■ What needs to be done ■
Repeat the material verbatim. Images are excluded from the copy.

■ Items ■
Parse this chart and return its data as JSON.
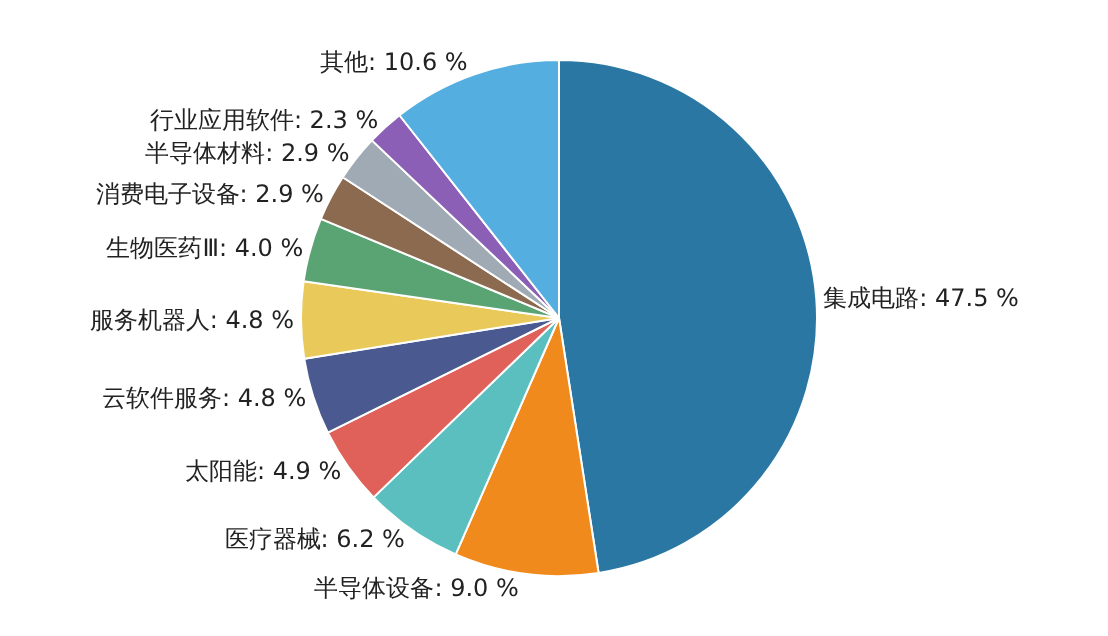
{
  "chart_data": {
    "type": "pie",
    "categories": [
      "集成电路",
      "半导体设备",
      "医疗器械",
      "太阳能",
      "云软件服务",
      "服务机器人",
      "生物医药Ⅲ",
      "消费电子设备",
      "半导体材料",
      "行业应用软件",
      "其他"
    ],
    "values": [
      47.5,
      9.0,
      6.2,
      4.9,
      4.8,
      4.8,
      4.0,
      2.9,
      2.9,
      2.3,
      10.6
    ],
    "value_labels": [
      "47.5 %",
      "9.0 %",
      "6.2 %",
      "4.9 %",
      "4.8 %",
      "4.8 %",
      "4.0 %",
      "2.9 %",
      "2.9 %",
      "2.3 %",
      "10.6 %"
    ],
    "colors": [
      "#2a77a3",
      "#f08a1c",
      "#5cbfbf",
      "#e0605a",
      "#4a5a90",
      "#e8c95a",
      "#5aa373",
      "#8c6a50",
      "#a0aab4",
      "#8a5fb5",
      "#55aee0"
    ],
    "legend": false
  }
}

■ Response below ■
Parse this chart and return its data as JSON.
{
  "chart_data": {
    "type": "pie",
    "categories": [
      "集成电路",
      "半导体设备",
      "医疗器械",
      "太阳能",
      "云软件服务",
      "服务机器人",
      "生物医药Ⅲ",
      "消费电子设备",
      "半导体材料",
      "行业应用软件",
      "其他"
    ],
    "values": [
      47.5,
      9.0,
      6.2,
      4.9,
      4.8,
      4.8,
      4.0,
      2.9,
      2.9,
      2.3,
      10.6
    ],
    "value_labels": [
      "47.5 %",
      "9.0 %",
      "6.2 %",
      "4.9 %",
      "4.8 %",
      "4.8 %",
      "4.0 %",
      "2.9 %",
      "2.9 %",
      "2.3 %",
      "10.6 %"
    ],
    "colors": [
      "#2a77a3",
      "#f08a1c",
      "#5cbfbf",
      "#e0605a",
      "#4a5a90",
      "#e8c95a",
      "#5aa373",
      "#8c6a50",
      "#a0aab4",
      "#8a5fb5",
      "#55aee0"
    ],
    "legend": false
  }
}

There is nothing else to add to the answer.